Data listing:
▬▬▬▬▬▬

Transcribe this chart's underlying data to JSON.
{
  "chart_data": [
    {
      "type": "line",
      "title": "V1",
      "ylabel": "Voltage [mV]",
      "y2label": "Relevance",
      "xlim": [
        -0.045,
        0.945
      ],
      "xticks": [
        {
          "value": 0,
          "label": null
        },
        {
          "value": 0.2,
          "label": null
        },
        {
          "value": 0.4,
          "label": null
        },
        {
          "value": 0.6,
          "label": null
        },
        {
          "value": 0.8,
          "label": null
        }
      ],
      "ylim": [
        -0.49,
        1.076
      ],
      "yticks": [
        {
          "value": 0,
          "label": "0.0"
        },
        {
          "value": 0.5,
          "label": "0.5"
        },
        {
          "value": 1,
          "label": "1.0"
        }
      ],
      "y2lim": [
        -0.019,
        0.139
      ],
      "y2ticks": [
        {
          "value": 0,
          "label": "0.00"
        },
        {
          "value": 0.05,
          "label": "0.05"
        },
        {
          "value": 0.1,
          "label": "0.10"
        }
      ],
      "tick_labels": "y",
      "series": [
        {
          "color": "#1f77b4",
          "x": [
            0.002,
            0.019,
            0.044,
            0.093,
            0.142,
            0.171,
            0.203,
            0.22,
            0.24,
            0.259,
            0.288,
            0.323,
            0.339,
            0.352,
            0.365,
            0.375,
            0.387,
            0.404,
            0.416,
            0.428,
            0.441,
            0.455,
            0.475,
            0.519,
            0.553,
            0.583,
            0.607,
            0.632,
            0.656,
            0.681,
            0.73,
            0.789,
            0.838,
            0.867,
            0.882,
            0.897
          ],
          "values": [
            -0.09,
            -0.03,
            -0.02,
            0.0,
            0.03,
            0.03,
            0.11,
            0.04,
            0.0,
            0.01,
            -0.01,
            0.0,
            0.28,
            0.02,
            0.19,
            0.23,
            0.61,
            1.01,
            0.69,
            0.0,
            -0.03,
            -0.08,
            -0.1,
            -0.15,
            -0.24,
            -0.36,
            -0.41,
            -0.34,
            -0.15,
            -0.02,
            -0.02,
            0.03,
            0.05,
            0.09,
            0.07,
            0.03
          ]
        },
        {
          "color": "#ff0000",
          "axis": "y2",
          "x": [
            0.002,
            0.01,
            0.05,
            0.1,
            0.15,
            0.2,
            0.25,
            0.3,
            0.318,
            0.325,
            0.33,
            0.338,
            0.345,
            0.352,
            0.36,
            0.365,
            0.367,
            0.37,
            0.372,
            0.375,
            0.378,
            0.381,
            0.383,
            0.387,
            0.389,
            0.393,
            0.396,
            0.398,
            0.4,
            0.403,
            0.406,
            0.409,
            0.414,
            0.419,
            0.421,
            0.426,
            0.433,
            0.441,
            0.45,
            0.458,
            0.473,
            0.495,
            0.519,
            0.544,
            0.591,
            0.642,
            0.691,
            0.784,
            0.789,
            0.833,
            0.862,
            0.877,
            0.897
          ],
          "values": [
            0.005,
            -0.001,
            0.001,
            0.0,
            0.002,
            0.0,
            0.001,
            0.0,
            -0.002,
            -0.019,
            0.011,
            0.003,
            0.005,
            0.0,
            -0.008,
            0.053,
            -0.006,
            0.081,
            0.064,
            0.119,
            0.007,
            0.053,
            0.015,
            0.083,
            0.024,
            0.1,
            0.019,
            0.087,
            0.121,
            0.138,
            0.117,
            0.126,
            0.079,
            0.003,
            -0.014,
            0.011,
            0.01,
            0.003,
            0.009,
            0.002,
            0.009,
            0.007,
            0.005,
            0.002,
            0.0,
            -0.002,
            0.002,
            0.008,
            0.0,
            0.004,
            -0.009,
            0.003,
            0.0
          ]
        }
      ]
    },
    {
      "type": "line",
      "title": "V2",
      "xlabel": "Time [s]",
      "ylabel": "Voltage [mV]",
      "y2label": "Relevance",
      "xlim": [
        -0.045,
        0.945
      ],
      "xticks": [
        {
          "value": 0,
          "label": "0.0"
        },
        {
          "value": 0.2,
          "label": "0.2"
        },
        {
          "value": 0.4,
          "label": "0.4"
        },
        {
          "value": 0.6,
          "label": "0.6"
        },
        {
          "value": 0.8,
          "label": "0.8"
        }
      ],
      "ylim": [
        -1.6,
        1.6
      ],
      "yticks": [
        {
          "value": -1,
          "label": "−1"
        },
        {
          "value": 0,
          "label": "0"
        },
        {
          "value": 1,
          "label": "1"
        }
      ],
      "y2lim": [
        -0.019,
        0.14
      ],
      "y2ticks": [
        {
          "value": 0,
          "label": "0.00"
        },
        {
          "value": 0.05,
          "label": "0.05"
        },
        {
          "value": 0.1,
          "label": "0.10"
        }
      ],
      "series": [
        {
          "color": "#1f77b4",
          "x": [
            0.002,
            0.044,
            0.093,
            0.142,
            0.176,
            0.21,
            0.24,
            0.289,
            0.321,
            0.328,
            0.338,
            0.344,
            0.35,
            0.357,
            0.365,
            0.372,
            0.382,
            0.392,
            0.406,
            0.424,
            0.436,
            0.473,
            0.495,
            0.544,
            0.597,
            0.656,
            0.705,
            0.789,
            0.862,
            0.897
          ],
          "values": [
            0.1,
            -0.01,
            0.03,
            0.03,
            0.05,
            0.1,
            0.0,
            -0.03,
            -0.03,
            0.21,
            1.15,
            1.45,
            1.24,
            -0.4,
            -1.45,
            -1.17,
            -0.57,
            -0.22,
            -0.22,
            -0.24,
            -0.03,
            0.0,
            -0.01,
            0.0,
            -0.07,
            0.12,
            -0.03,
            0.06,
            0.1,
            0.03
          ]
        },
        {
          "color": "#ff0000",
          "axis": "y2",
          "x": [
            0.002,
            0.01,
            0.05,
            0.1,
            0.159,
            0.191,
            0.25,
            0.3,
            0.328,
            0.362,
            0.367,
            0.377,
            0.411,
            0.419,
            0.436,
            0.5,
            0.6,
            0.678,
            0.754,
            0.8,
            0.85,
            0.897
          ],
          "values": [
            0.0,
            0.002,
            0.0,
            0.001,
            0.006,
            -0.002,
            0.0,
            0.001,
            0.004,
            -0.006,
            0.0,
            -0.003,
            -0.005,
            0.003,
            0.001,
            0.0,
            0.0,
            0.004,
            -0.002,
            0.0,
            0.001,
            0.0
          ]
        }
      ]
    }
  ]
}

▬▬▬▬▬▬

**What this task involves**: All entries must be repeated verbatim.

**Answer**:
Transcribe this chart's underlying data to JSON.
{
  "chart_data": [
    {
      "type": "line",
      "title": "V1",
      "ylabel": "Voltage [mV]",
      "y2label": "Relevance",
      "xlim": [
        -0.045,
        0.945
      ],
      "xticks": [
        {
          "value": 0,
          "label": null
        },
        {
          "value": 0.2,
          "label": null
        },
        {
          "value": 0.4,
          "label": null
        },
        {
          "value": 0.6,
          "label": null
        },
        {
          "value": 0.8,
          "label": null
        }
      ],
      "ylim": [
        -0.49,
        1.076
      ],
      "yticks": [
        {
          "value": 0,
          "label": "0.0"
        },
        {
          "value": 0.5,
          "label": "0.5"
        },
        {
          "value": 1,
          "label": "1.0"
        }
      ],
      "y2lim": [
        -0.019,
        0.139
      ],
      "y2ticks": [
        {
          "value": 0,
          "label": "0.00"
        },
        {
          "value": 0.05,
          "label": "0.05"
        },
        {
          "value": 0.1,
          "label": "0.10"
        }
      ],
      "tick_labels": "y",
      "series": [
        {
          "color": "#1f77b4",
          "x": [
            0.002,
            0.019,
            0.044,
            0.093,
            0.142,
            0.171,
            0.203,
            0.22,
            0.24,
            0.259,
            0.288,
            0.323,
            0.339,
            0.352,
            0.365,
            0.375,
            0.387,
            0.404,
            0.416,
            0.428,
            0.441,
            0.455,
            0.475,
            0.519,
            0.553,
            0.583,
            0.607,
            0.632,
            0.656,
            0.681,
            0.73,
            0.789,
            0.838,
            0.867,
            0.882,
            0.897
          ],
          "values": [
            -0.09,
            -0.03,
            -0.02,
            0.0,
            0.03,
            0.03,
            0.11,
            0.04,
            0.0,
            0.01,
            -0.01,
            0.0,
            0.28,
            0.02,
            0.19,
            0.23,
            0.61,
            1.01,
            0.69,
            0.0,
            -0.03,
            -0.08,
            -0.1,
            -0.15,
            -0.24,
            -0.36,
            -0.41,
            -0.34,
            -0.15,
            -0.02,
            -0.02,
            0.03,
            0.05,
            0.09,
            0.07,
            0.03
          ]
        },
        {
          "color": "#ff0000",
          "axis": "y2",
          "x": [
            0.002,
            0.01,
            0.05,
            0.1,
            0.15,
            0.2,
            0.25,
            0.3,
            0.318,
            0.325,
            0.33,
            0.338,
            0.345,
            0.352,
            0.36,
            0.365,
            0.367,
            0.37,
            0.372,
            0.375,
            0.378,
            0.381,
            0.383,
            0.387,
            0.389,
            0.393,
            0.396,
            0.398,
            0.4,
            0.403,
            0.406,
            0.409,
            0.414,
            0.419,
            0.421,
            0.426,
            0.433,
            0.441,
            0.45,
            0.458,
            0.473,
            0.495,
            0.519,
            0.544,
            0.591,
            0.642,
            0.691,
            0.784,
            0.789,
            0.833,
            0.862,
            0.877,
            0.897
          ],
          "values": [
            0.005,
            -0.001,
            0.001,
            0.0,
            0.002,
            0.0,
            0.001,
            0.0,
            -0.002,
            -0.019,
            0.011,
            0.003,
            0.005,
            0.0,
            -0.008,
            0.053,
            -0.006,
            0.081,
            0.064,
            0.119,
            0.007,
            0.053,
            0.015,
            0.083,
            0.024,
            0.1,
            0.019,
            0.087,
            0.121,
            0.138,
            0.117,
            0.126,
            0.079,
            0.003,
            -0.014,
            0.011,
            0.01,
            0.003,
            0.009,
            0.002,
            0.009,
            0.007,
            0.005,
            0.002,
            0.0,
            -0.002,
            0.002,
            0.008,
            0.0,
            0.004,
            -0.009,
            0.003,
            0.0
          ]
        }
      ]
    },
    {
      "type": "line",
      "title": "V2",
      "xlabel": "Time [s]",
      "ylabel": "Voltage [mV]",
      "y2label": "Relevance",
      "xlim": [
        -0.045,
        0.945
      ],
      "xticks": [
        {
          "value": 0,
          "label": "0.0"
        },
        {
          "value": 0.2,
          "label": "0.2"
        },
        {
          "value": 0.4,
          "label": "0.4"
        },
        {
          "value": 0.6,
          "label": "0.6"
        },
        {
          "value": 0.8,
          "label": "0.8"
        }
      ],
      "ylim": [
        -1.6,
        1.6
      ],
      "yticks": [
        {
          "value": -1,
          "label": "−1"
        },
        {
          "value": 0,
          "label": "0"
        },
        {
          "value": 1,
          "label": "1"
        }
      ],
      "y2lim": [
        -0.019,
        0.14
      ],
      "y2ticks": [
        {
          "value": 0,
          "label": "0.00"
        },
        {
          "value": 0.05,
          "label": "0.05"
        },
        {
          "value": 0.1,
          "label": "0.10"
        }
      ],
      "series": [
        {
          "color": "#1f77b4",
          "x": [
            0.002,
            0.044,
            0.093,
            0.142,
            0.176,
            0.21,
            0.24,
            0.289,
            0.321,
            0.328,
            0.338,
            0.344,
            0.35,
            0.357,
            0.365,
            0.372,
            0.382,
            0.392,
            0.406,
            0.424,
            0.436,
            0.473,
            0.495,
            0.544,
            0.597,
            0.656,
            0.705,
            0.789,
            0.862,
            0.897
          ],
          "values": [
            0.1,
            -0.01,
            0.03,
            0.03,
            0.05,
            0.1,
            0.0,
            -0.03,
            -0.03,
            0.21,
            1.15,
            1.45,
            1.24,
            -0.4,
            -1.45,
            -1.17,
            -0.57,
            -0.22,
            -0.22,
            -0.24,
            -0.03,
            0.0,
            -0.01,
            0.0,
            -0.07,
            0.12,
            -0.03,
            0.06,
            0.1,
            0.03
          ]
        },
        {
          "color": "#ff0000",
          "axis": "y2",
          "x": [
            0.002,
            0.01,
            0.05,
            0.1,
            0.159,
            0.191,
            0.25,
            0.3,
            0.328,
            0.362,
            0.367,
            0.377,
            0.411,
            0.419,
            0.436,
            0.5,
            0.6,
            0.678,
            0.754,
            0.8,
            0.85,
            0.897
          ],
          "values": [
            0.0,
            0.002,
            0.0,
            0.001,
            0.006,
            -0.002,
            0.0,
            0.001,
            0.004,
            -0.006,
            0.0,
            -0.003,
            -0.005,
            0.003,
            0.001,
            0.0,
            0.0,
            0.004,
            -0.002,
            0.0,
            0.001,
            0.0
          ]
        }
      ]
    }
  ]
}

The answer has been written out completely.